• **TASK GOAL**
Wherever a line in the data below holds "icon", copy that line.

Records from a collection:

^^^^^^^^

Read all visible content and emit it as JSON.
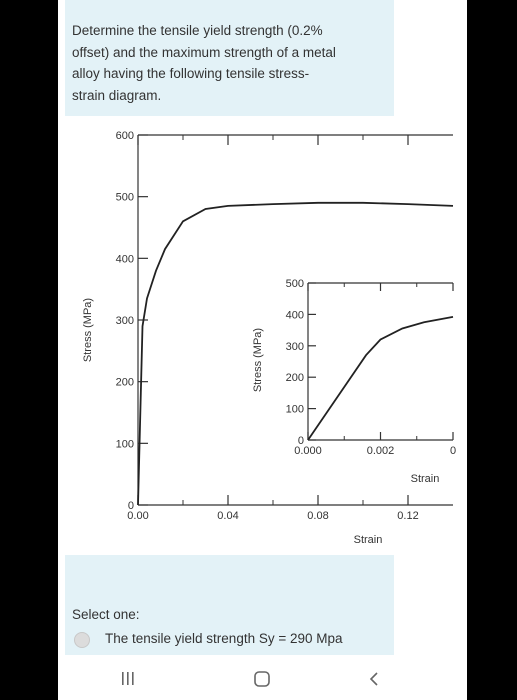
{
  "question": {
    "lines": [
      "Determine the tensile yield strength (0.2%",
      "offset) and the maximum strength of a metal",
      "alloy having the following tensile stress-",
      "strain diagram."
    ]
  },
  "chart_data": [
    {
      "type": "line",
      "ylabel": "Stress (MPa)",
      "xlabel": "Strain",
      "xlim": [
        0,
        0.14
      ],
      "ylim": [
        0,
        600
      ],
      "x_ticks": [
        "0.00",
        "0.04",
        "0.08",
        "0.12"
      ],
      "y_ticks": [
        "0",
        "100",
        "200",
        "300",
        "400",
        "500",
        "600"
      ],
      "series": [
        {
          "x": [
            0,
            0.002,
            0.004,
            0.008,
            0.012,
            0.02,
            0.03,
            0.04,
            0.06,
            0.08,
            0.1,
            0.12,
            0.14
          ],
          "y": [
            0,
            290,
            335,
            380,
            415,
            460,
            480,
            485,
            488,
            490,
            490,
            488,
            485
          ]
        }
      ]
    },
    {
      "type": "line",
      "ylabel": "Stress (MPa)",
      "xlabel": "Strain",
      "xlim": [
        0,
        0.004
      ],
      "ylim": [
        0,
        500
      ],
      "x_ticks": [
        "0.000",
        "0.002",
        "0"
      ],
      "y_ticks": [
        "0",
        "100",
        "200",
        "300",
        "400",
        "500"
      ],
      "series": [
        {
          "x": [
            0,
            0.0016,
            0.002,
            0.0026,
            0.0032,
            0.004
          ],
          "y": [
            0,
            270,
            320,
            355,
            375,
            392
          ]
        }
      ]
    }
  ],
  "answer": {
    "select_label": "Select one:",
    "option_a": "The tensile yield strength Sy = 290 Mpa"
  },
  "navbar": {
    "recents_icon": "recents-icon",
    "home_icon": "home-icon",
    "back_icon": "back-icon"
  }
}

^^^^^^^^

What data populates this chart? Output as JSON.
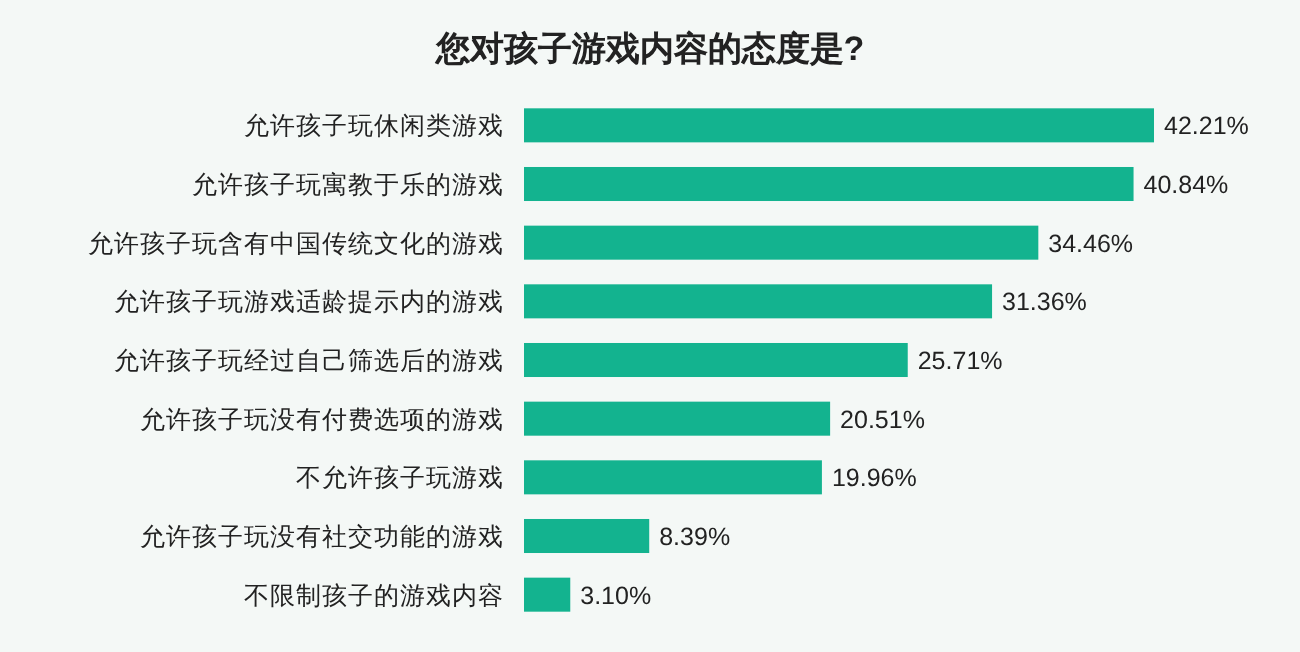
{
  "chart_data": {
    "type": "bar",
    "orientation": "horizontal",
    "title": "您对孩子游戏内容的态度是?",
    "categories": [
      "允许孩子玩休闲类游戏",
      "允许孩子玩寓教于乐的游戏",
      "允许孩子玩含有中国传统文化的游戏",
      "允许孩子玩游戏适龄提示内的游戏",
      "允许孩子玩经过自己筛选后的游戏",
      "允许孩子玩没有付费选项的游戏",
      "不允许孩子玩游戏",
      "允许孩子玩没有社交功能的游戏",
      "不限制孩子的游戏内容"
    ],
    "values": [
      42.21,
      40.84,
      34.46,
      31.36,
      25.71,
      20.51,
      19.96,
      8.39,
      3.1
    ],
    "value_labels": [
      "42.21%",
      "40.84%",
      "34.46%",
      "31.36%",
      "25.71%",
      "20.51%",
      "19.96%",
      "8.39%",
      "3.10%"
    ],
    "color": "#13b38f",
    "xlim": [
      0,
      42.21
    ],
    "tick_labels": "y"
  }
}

^^^^^^^^

• **FINAL RESULT**
    "recents_icon": "recents-icon",
    "home_icon": "home-icon",
    "back_icon": "back-icon"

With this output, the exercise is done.